*Your instructions*
All entries are to be given again verbatim.

# START OF Material supplied

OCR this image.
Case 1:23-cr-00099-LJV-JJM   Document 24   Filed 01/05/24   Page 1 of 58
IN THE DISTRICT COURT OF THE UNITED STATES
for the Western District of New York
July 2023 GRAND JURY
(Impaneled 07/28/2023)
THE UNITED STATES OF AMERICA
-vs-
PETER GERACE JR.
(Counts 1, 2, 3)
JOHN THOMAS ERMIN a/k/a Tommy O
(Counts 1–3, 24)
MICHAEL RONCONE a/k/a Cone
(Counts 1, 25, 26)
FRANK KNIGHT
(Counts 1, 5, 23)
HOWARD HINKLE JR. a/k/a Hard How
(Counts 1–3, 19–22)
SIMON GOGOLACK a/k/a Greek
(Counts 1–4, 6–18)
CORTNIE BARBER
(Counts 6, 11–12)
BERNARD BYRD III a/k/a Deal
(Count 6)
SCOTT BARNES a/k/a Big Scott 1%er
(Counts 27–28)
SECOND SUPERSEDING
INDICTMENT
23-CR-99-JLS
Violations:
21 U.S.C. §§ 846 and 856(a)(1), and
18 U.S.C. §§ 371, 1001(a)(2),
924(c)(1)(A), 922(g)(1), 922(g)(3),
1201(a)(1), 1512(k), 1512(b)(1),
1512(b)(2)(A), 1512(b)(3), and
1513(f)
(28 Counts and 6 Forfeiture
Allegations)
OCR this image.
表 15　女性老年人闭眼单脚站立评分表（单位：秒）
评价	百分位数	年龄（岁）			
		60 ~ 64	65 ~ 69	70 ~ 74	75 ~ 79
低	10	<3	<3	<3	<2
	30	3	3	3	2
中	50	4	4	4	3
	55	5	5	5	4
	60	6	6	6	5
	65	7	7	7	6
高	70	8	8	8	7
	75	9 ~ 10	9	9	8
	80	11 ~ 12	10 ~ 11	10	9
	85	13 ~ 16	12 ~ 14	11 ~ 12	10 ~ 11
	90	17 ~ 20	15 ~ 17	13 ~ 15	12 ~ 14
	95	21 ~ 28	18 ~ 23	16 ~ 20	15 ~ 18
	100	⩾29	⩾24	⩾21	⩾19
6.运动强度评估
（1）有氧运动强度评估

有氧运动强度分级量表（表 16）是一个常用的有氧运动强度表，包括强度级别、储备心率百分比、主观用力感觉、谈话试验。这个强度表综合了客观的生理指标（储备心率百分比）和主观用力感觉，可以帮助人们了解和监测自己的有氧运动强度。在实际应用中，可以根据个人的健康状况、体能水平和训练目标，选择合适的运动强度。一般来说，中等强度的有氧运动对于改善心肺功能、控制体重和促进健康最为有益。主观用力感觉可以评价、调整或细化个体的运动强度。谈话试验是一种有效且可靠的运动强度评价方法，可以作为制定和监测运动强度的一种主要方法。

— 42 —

# END OF Material supplied

*Exercise result*
OCR this image.
Case 1:23-cr-00099-LJV-JJM   Document 24   Filed 01/05/24   Page 1 of 58
IN THE DISTRICT COURT OF THE UNITED STATES
for the Western District of New York
July 2023 GRAND JURY
(Impaneled 07/28/2023)
THE UNITED STATES OF AMERICA
-vs-
PETER GERACE JR.
(Counts 1, 2, 3)
JOHN THOMAS ERMIN a/k/a Tommy O
(Counts 1–3, 24)
MICHAEL RONCONE a/k/a Cone
(Counts 1, 25, 26)
FRANK KNIGHT
(Counts 1, 5, 23)
HOWARD HINKLE JR. a/k/a Hard How
(Counts 1–3, 19–22)
SIMON GOGOLACK a/k/a Greek
(Counts 1–4, 6–18)
CORTNIE BARBER
(Counts 6, 11–12)
BERNARD BYRD III a/k/a Deal
(Count 6)
SCOTT BARNES a/k/a Big Scott 1%er
(Counts 27–28)
SECOND SUPERSEDING
INDICTMENT
23-CR-99-JLS
Violations:
21 U.S.C. §§ 846 and 856(a)(1), and
18 U.S.C. §§ 371, 1001(a)(2),
924(c)(1)(A), 922(g)(1), 922(g)(3),
1201(a)(1), 1512(k), 1512(b)(1),
1512(b)(2)(A), 1512(b)(3), and
1513(f)
(28 Counts and 6 Forfeiture
Allegations)
OCR this image.
表 15　女性老年人闭眼单脚站立评分表（单位：秒）
评价	百分位数	年龄（岁）			
		60 ~ 64	65 ~ 69	70 ~ 74	75 ~ 79
低	10	<3	<3	<3	<2
	30	3	3	3	2
中	50	4	4	4	3
	55	5	5	5	4
	60	6	6	6	5
	65	7	7	7	6
高	70	8	8	8	7
	75	9 ~ 10	9	9	8
	80	11 ~ 12	10 ~ 11	10	9
	85	13 ~ 16	12 ~ 14	11 ~ 12	10 ~ 11
	90	17 ~ 20	15 ~ 17	13 ~ 15	12 ~ 14
	95	21 ~ 28	18 ~ 23	16 ~ 20	15 ~ 18
	100	⩾29	⩾24	⩾21	⩾19
6.运动强度评估
（1）有氧运动强度评估

有氧运动强度分级量表（表 16）是一个常用的有氧运动强度表，包括强度级别、储备心率百分比、主观用力感觉、谈话试验。这个强度表综合了客观的生理指标（储备心率百分比）和主观用力感觉，可以帮助人们了解和监测自己的有氧运动强度。在实际应用中，可以根据个人的健康状况、体能水平和训练目标，选择合适的运动强度。一般来说，中等强度的有氧运动对于改善心肺功能、控制体重和促进健康最为有益。主观用力感觉可以评价、调整或细化个体的运动强度。谈话试验是一种有效且可靠的运动强度评价方法，可以作为制定和监测运动强度的一种主要方法。

— 42 —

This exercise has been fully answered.